Things to do ▸
1) The font hinting text uses several abbreviations and brand names for display types, font types and programs. List every one of them.
2) Rewrite the part of the font hinting text that begins at "I could be wrong." and stops after "involved for me.", replacing "glyph" with "character".

Selection ▸
-------------------------

Jowaco wrote: I do not know how this applies to TFT flat-screen displays but I am quite happy with a high-resolution CRT display and font smoothing. I do realise that some people wish to have hinting for display purposes . . .

Joe.
As I now understand it, this hinting was supposed to be one of the important features of TT fonts, as it was for Adobe fonts. But apparently it was considered a difficult job to successfully hint these. And default/auto hinting is considered generally poor when compared with such manual hinting.

I could be wrong. But as I understand it, hinting involves writing various computers programs for each glyph. An older TTI Comp program with its TTViewer gives some idea of what is involved. And it looks too involved for me.

The disadvantage of not having hinting is not just that the small sizes, about 10pt and under start to look 'funky' on screen, but that it seems a few font sizes larger, even, are a bit greyer than the sharp black of hinted fonts. So there does seem to be a genuine advantage, if a way were present so that it didn't become a difficult chore to hint each glyph.

-------------------------

[Data pulled from a collection]
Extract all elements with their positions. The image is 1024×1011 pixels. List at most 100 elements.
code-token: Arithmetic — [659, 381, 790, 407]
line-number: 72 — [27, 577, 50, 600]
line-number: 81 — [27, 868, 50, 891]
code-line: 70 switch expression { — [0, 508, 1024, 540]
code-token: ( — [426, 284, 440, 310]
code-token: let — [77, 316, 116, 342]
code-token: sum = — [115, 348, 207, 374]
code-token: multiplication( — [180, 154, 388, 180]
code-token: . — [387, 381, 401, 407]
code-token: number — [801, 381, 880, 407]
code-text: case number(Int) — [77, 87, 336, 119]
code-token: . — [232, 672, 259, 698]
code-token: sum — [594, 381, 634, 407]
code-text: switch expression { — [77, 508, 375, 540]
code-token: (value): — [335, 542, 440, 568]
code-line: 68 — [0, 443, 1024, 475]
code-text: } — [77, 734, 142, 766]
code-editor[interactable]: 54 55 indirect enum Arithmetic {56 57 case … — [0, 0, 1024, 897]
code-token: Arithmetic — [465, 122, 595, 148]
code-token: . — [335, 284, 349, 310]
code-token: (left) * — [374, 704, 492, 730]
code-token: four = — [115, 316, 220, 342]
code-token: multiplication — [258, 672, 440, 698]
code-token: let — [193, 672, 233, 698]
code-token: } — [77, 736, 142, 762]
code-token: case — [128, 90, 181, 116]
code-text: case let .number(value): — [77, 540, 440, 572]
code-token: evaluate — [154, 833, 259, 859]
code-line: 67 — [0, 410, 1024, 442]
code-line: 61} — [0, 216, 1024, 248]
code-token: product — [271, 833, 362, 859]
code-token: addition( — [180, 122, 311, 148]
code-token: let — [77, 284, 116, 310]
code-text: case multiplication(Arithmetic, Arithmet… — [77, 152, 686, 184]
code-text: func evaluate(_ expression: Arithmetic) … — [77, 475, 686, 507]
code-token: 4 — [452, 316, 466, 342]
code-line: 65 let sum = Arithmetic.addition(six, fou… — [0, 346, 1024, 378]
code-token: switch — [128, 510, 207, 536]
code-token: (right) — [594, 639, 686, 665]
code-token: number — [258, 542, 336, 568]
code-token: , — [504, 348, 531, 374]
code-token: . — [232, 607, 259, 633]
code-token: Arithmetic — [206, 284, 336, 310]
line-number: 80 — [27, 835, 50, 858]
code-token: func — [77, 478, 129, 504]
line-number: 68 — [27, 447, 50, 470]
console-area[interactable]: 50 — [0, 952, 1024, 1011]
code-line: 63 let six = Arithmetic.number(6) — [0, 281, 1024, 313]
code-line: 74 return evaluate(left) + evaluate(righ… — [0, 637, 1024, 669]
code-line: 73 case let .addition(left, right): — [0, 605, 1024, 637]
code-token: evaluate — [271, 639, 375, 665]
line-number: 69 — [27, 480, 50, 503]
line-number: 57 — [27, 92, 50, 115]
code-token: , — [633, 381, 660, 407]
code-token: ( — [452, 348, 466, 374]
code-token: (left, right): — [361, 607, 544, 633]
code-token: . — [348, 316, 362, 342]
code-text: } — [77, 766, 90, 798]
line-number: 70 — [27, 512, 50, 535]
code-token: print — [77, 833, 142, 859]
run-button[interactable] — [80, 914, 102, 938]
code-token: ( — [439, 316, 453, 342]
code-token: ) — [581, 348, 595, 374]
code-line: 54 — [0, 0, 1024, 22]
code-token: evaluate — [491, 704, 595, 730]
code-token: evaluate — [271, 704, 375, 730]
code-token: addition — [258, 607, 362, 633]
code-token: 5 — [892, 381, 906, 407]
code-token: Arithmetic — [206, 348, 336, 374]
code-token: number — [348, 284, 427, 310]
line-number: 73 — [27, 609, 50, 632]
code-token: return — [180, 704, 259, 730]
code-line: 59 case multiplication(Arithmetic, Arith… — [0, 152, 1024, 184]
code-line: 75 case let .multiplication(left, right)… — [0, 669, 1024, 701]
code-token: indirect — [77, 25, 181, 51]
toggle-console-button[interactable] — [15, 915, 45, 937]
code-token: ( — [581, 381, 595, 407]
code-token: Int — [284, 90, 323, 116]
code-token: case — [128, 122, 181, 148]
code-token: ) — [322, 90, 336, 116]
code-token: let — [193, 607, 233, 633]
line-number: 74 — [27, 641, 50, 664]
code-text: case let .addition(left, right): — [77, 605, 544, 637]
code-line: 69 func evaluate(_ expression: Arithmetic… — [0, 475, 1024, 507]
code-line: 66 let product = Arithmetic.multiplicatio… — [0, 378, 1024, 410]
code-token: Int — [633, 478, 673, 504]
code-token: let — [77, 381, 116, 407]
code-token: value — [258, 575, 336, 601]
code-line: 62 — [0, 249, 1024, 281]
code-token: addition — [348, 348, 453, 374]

-------------------------

Results by task ▸
1)
- TFT
- CRT
- TT
- Adobe
- TTI Comp
- TTViewer

2)
I could be wrong. But as I understand it, hinting involves writing various computers programs for each character. An older TTI Comp program with its TTViewer gives some idea of what is involved. And it looks too involved for me.